◆ **Challenge**:
Determine how many lines of the records include "results", and answer with the number alone.

◆ **Items**:
━━━━━━━━━━━━━━━━━━━━━━━━━━━━━━

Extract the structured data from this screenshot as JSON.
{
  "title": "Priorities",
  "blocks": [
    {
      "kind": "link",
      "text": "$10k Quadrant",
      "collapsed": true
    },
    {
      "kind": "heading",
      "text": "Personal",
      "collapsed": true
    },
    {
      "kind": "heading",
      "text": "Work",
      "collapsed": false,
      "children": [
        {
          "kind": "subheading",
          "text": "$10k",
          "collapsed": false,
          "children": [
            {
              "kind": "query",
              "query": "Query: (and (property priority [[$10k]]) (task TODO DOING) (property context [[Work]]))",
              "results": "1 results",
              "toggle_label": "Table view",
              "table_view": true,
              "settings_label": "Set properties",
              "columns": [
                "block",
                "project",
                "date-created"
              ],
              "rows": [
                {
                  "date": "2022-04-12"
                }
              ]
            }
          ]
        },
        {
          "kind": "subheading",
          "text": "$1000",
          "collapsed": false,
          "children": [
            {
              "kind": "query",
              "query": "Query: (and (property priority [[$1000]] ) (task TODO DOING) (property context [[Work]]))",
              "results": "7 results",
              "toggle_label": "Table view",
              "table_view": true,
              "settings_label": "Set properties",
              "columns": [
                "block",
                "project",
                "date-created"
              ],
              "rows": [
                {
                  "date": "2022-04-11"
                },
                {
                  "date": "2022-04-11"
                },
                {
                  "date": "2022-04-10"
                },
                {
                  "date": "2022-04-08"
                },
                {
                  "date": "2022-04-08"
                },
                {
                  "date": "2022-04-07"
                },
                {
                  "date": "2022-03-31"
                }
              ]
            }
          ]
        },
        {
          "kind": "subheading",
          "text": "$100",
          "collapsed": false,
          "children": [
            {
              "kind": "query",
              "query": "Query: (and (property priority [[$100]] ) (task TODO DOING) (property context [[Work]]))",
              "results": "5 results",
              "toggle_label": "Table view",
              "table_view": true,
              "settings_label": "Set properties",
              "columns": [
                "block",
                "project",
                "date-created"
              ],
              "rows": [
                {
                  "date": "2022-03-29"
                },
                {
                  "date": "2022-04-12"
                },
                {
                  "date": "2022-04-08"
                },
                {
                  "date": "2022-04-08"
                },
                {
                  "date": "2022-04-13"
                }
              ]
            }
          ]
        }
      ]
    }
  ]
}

━━━━━━━━━━━━━━━━━━━━━━━━━━━━━━

◆ **Result of the exercise**:
3